> **WHAT THE TASK REQUIRES**
Every line of the listing must be reproduced as it stands. Leave the images behind.

══ DATASET ROWS ══

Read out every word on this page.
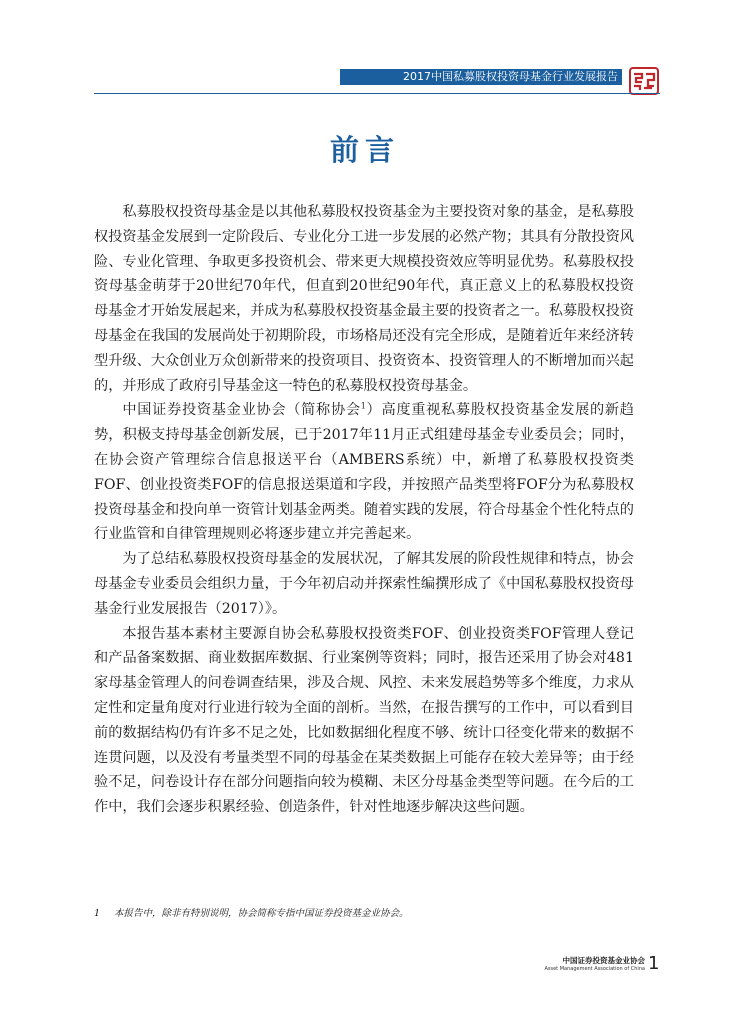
2017中国私募股权投资母基金行业发展报告
前言

私募股权投资母基金是以其他私募股权投资基金为主要投资对象的基金，是私募股权投资基金发展到一定阶段后、专业化分工进一步发展的必然产物；其具有分散投资风险、专业化管理、争取更多投资机会、带来更大规模投资效应等明显优势。私募股权投资母基金萌芽于20世纪70年代，但直到20世纪90年代，真正意义上的私募股权投资母基金才开始发展起来，并成为私募股权投资基金最主要的投资者之一。私募股权投资母基金在我国的发展尚处于初期阶段，市场格局还没有完全形成，是随着近年来经济转型升级、大众创业万众创新带来的投资项目、投资资本、投资管理人的不断增加而兴起的，并形成了政府引导基金这一特色的私募股权投资母基金。

中国证券投资基金业协会（简称协会$^1$）高度重视私募股权投资基金发展的新趋势，积极支持母基金创新发展，已于2017年11月正式组建母基金专业委员会；同时，在协会资产管理综合信息报送平台（AMBERS系统）中，新增了私募股权投资类FOF、创业投资类FOF的信息报送渠道和字段，并按照产品类型将FOF分为私募股权投资母基金和投向单一资管计划基金两类。随着实践的发展，符合母基金个性化特点的行业监管和自律管理规则必将逐步建立并完善起来。

为了总结私募股权投资母基金的发展状况，了解其发展的阶段性规律和特点，协会母基金专业委员会组织力量，于今年初启动并探索性编撰形成了《中国私募股权投资母基金行业发展报告（2017）》。

本报告基本素材主要源自协会私募股权投资类FOF、创业投资类FOF管理人登记和产品备案数据、商业数据库数据、行业案例等资料；同时，报告还采用了协会对481家母基金管理人的问卷调查结果，涉及合规、风控、未来发展趋势等多个维度，力求从定性和定量角度对行业进行较为全面的剖析。当然，在报告撰写的工作中，可以看到目前的数据结构仍有许多不足之处，比如数据细化程度不够、统计口径变化带来的数据不连贯问题，以及没有考量类型不同的母基金在某类数据上可能存在较大差异等；由于经验不足，问卷设计存在部分问题指向较为模糊、未区分母基金类型等问题。在今后的工作中，我们会逐步积累经验、创造条件，针对性地逐步解决这些问题。

1 本报告中，除非有特别说明，协会简称专指中国证券投资基金业协会。
中国证券投资基金业协会
Asset Management Association of China 1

═══

> **THE RESPONSE**
Read out every word on this page.
2017中国私募股权投资母基金行业发展报告
前言

私募股权投资母基金是以其他私募股权投资基金为主要投资对象的基金，是私募股权投资基金发展到一定阶段后、专业化分工进一步发展的必然产物；其具有分散投资风险、专业化管理、争取更多投资机会、带来更大规模投资效应等明显优势。私募股权投资母基金萌芽于20世纪70年代，但直到20世纪90年代，真正意义上的私募股权投资母基金才开始发展起来，并成为私募股权投资基金最主要的投资者之一。私募股权投资母基金在我国的发展尚处于初期阶段，市场格局还没有完全形成，是随着近年来经济转型升级、大众创业万众创新带来的投资项目、投资资本、投资管理人的不断增加而兴起的，并形成了政府引导基金这一特色的私募股权投资母基金。

中国证券投资基金业协会（简称协会$^1$）高度重视私募股权投资基金发展的新趋势，积极支持母基金创新发展，已于2017年11月正式组建母基金专业委员会；同时，在协会资产管理综合信息报送平台（AMBERS系统）中，新增了私募股权投资类FOF、创业投资类FOF的信息报送渠道和字段，并按照产品类型将FOF分为私募股权投资母基金和投向单一资管计划基金两类。随着实践的发展，符合母基金个性化特点的行业监管和自律管理规则必将逐步建立并完善起来。

为了总结私募股权投资母基金的发展状况，了解其发展的阶段性规律和特点，协会母基金专业委员会组织力量，于今年初启动并探索性编撰形成了《中国私募股权投资母基金行业发展报告（2017）》。

本报告基本素材主要源自协会私募股权投资类FOF、创业投资类FOF管理人登记和产品备案数据、商业数据库数据、行业案例等资料；同时，报告还采用了协会对481家母基金管理人的问卷调查结果，涉及合规、风控、未来发展趋势等多个维度，力求从定性和定量角度对行业进行较为全面的剖析。当然，在报告撰写的工作中，可以看到目前的数据结构仍有许多不足之处，比如数据细化程度不够、统计口径变化带来的数据不连贯问题，以及没有考量类型不同的母基金在某类数据上可能存在较大差异等；由于经验不足，问卷设计存在部分问题指向较为模糊、未区分母基金类型等问题。在今后的工作中，我们会逐步积累经验、创造条件，针对性地逐步解决这些问题。

1 本报告中，除非有特别说明，协会简称专指中国证券投资基金业协会。
中国证券投资基金业协会
Asset Management Association of China 1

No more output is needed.